**What is asked**
The entries below should be output exactly as written.
== Records for this exercise ==
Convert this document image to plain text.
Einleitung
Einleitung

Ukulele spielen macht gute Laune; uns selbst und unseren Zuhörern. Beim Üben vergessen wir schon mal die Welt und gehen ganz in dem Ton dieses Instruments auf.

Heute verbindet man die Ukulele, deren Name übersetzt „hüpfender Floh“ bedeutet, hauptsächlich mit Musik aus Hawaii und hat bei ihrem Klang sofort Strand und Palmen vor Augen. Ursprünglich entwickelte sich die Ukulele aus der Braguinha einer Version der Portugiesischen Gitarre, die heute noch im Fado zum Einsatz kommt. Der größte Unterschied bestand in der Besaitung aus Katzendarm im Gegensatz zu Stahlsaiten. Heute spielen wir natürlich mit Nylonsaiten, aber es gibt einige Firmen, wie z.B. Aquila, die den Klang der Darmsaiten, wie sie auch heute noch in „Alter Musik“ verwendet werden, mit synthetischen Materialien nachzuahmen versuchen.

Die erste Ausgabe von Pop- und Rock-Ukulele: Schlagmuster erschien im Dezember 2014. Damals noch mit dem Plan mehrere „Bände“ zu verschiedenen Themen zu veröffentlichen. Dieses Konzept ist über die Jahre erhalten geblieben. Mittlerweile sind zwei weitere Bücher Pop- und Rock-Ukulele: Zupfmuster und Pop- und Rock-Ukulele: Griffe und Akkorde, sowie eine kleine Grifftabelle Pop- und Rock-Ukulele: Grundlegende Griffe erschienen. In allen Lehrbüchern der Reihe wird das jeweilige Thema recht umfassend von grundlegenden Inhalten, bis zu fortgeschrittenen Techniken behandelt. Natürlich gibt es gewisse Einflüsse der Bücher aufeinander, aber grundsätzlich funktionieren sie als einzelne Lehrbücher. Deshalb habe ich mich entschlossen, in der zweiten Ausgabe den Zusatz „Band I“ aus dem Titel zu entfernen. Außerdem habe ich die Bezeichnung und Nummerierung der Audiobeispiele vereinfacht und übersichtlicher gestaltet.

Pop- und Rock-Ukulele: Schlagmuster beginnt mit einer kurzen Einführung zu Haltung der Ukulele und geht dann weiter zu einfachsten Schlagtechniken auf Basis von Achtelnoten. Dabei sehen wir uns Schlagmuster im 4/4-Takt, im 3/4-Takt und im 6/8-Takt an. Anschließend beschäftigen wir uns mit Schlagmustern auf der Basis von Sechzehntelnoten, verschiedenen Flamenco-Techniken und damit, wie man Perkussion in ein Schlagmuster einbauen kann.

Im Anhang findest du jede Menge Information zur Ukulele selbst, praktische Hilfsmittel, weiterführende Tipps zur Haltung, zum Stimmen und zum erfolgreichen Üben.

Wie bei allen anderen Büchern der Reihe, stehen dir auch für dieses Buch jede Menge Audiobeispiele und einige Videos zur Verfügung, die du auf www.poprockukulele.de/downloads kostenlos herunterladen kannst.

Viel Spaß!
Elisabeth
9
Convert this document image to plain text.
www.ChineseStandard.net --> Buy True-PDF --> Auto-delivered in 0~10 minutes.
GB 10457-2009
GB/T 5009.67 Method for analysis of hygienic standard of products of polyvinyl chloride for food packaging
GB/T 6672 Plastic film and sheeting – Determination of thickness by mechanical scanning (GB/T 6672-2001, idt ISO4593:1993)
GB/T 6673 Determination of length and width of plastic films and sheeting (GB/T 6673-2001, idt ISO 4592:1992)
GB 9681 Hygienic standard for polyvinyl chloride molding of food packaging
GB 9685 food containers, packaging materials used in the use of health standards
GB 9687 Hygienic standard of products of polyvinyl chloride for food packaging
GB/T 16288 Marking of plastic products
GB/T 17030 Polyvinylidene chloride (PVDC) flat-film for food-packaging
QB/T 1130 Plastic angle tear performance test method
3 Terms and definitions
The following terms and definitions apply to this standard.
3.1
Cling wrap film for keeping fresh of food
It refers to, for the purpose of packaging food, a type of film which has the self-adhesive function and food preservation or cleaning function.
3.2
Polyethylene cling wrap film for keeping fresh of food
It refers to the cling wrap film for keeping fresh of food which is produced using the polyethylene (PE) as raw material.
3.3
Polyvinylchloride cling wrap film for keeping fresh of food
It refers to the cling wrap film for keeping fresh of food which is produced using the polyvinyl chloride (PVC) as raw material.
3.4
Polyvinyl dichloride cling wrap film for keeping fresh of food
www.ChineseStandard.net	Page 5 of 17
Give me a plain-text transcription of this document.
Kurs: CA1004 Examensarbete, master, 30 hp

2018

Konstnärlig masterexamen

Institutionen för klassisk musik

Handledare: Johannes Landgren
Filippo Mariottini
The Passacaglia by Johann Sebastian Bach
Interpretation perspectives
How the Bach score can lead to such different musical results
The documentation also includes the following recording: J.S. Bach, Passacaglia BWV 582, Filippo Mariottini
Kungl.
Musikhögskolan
===
**Result**
Convert this document image to plain text.
Einleitung
Einleitung

Ukulele spielen macht gute Laune; uns selbst und unseren Zuhörern. Beim Üben vergessen wir schon mal die Welt und gehen ganz in dem Ton dieses Instruments auf.

Heute verbindet man die Ukulele, deren Name übersetzt „hüpfender Floh“ bedeutet, hauptsächlich mit Musik aus Hawaii und hat bei ihrem Klang sofort Strand und Palmen vor Augen. Ursprünglich entwickelte sich die Ukulele aus der Braguinha einer Version der Portugiesischen Gitarre, die heute noch im Fado zum Einsatz kommt. Der größte Unterschied bestand in der Besaitung aus Katzendarm im Gegensatz zu Stahlsaiten. Heute spielen wir natürlich mit Nylonsaiten, aber es gibt einige Firmen, wie z.B. Aquila, die den Klang der Darmsaiten, wie sie auch heute noch in „Alter Musik“ verwendet werden, mit synthetischen Materialien nachzuahmen versuchen.

Die erste Ausgabe von Pop- und Rock-Ukulele: Schlagmuster erschien im Dezember 2014. Damals noch mit dem Plan mehrere „Bände“ zu verschiedenen Themen zu veröffentlichen. Dieses Konzept ist über die Jahre erhalten geblieben. Mittlerweile sind zwei weitere Bücher Pop- und Rock-Ukulele: Zupfmuster und Pop- und Rock-Ukulele: Griffe und Akkorde, sowie eine kleine Grifftabelle Pop- und Rock-Ukulele: Grundlegende Griffe erschienen. In allen Lehrbüchern der Reihe wird das jeweilige Thema recht umfassend von grundlegenden Inhalten, bis zu fortgeschrittenen Techniken behandelt. Natürlich gibt es gewisse Einflüsse der Bücher aufeinander, aber grundsätzlich funktionieren sie als einzelne Lehrbücher. Deshalb habe ich mich entschlossen, in der zweiten Ausgabe den Zusatz „Band I“ aus dem Titel zu entfernen. Außerdem habe ich die Bezeichnung und Nummerierung der Audiobeispiele vereinfacht und übersichtlicher gestaltet.

Pop- und Rock-Ukulele: Schlagmuster beginnt mit einer kurzen Einführung zu Haltung der Ukulele und geht dann weiter zu einfachsten Schlagtechniken auf Basis von Achtelnoten. Dabei sehen wir uns Schlagmuster im 4/4-Takt, im 3/4-Takt und im 6/8-Takt an. Anschließend beschäftigen wir uns mit Schlagmustern auf der Basis von Sechzehntelnoten, verschiedenen Flamenco-Techniken und damit, wie man Perkussion in ein Schlagmuster einbauen kann.

Im Anhang findest du jede Menge Information zur Ukulele selbst, praktische Hilfsmittel, weiterführende Tipps zur Haltung, zum Stimmen und zum erfolgreichen Üben.

Wie bei allen anderen Büchern der Reihe, stehen dir auch für dieses Buch jede Menge Audiobeispiele und einige Videos zur Verfügung, die du auf www.poprockukulele.de/downloads kostenlos herunterladen kannst.

Viel Spaß!
Elisabeth
9
Convert this document image to plain text.
www.ChineseStandard.net --> Buy True-PDF --> Auto-delivered in 0~10 minutes.
GB 10457-2009
GB/T 5009.67 Method for analysis of hygienic standard of products of polyvinyl chloride for food packaging
GB/T 6672 Plastic film and sheeting – Determination of thickness by mechanical scanning (GB/T 6672-2001, idt ISO4593:1993)
GB/T 6673 Determination of length and width of plastic films and sheeting (GB/T 6673-2001, idt ISO 4592:1992)
GB 9681 Hygienic standard for polyvinyl chloride molding of food packaging
GB 9685 food containers, packaging materials used in the use of health standards
GB 9687 Hygienic standard of products of polyvinyl chloride for food packaging
GB/T 16288 Marking of plastic products
GB/T 17030 Polyvinylidene chloride (PVDC) flat-film for food-packaging
QB/T 1130 Plastic angle tear performance test method
3 Terms and definitions
The following terms and definitions apply to this standard.
3.1
Cling wrap film for keeping fresh of food
It refers to, for the purpose of packaging food, a type of film which has the self-adhesive function and food preservation or cleaning function.
3.2
Polyethylene cling wrap film for keeping fresh of food
It refers to the cling wrap film for keeping fresh of food which is produced using the polyethylene (PE) as raw material.
3.3
Polyvinylchloride cling wrap film for keeping fresh of food
It refers to the cling wrap film for keeping fresh of food which is produced using the polyvinyl chloride (PVC) as raw material.
3.4
Polyvinyl dichloride cling wrap film for keeping fresh of food
www.ChineseStandard.net	Page 5 of 17
Give me a plain-text transcription of this document.
Kurs: CA1004 Examensarbete, master, 30 hp

2018

Konstnärlig masterexamen

Institutionen för klassisk musik

Handledare: Johannes Landgren
Filippo Mariottini
The Passacaglia by Johann Sebastian Bach
Interpretation perspectives
How the Bach score can lead to such different musical results
The documentation also includes the following recording: J.S. Bach, Passacaglia BWV 582, Filippo Mariottini
Kungl.
Musikhögskolan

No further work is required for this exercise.